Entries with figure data
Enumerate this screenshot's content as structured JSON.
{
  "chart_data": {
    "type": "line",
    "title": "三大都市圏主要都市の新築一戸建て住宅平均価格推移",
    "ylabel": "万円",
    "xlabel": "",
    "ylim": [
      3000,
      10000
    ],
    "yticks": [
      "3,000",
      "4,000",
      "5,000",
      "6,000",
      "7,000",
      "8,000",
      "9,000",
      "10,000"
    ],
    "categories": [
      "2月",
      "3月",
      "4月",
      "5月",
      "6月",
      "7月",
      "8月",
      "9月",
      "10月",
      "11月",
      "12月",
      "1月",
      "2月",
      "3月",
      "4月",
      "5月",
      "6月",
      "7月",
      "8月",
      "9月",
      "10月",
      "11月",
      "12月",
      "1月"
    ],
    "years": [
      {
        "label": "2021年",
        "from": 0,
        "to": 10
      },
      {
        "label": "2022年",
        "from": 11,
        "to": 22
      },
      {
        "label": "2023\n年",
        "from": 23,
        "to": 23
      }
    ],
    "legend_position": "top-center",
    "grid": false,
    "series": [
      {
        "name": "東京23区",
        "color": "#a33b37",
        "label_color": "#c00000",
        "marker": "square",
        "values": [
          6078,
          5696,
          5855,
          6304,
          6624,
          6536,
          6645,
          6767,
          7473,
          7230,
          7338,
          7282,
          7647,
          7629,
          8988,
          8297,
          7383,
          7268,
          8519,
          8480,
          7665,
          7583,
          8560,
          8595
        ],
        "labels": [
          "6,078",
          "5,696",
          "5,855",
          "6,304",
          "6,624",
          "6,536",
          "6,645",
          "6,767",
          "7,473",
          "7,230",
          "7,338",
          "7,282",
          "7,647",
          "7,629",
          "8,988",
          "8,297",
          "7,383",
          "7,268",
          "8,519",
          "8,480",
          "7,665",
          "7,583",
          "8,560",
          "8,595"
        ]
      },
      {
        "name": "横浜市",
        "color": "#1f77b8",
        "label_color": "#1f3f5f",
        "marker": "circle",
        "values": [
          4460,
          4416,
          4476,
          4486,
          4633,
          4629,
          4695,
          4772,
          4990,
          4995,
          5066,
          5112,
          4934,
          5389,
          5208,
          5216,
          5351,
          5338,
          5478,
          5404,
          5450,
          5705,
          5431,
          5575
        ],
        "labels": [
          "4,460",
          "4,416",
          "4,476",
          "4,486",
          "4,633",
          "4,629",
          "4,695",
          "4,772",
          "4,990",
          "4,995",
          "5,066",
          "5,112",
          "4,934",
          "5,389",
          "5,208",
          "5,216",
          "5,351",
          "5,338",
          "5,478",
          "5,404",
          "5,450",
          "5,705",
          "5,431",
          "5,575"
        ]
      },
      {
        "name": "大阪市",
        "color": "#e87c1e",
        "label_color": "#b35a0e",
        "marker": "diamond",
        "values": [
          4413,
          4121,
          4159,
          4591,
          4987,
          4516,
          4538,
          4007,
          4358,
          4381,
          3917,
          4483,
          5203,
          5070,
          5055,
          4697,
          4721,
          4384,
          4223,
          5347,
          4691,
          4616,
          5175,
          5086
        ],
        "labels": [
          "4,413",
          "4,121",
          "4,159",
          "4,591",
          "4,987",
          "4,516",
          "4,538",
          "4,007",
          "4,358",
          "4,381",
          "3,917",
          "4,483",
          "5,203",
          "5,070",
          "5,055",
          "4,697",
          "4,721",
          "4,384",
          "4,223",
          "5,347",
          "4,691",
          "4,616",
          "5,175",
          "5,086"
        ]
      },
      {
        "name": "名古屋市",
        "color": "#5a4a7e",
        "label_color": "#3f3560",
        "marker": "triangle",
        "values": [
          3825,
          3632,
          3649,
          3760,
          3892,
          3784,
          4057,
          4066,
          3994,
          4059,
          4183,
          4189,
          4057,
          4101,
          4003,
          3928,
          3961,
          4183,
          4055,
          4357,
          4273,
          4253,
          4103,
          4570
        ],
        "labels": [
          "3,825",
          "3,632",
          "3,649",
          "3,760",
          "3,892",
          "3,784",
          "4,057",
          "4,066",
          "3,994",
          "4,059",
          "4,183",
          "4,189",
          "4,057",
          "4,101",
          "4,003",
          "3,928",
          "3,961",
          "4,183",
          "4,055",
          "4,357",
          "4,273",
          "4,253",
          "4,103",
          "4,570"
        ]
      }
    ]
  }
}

AIM OF THE TASK
Give only the count of lines in which the string "marker" appears.

REPLY
4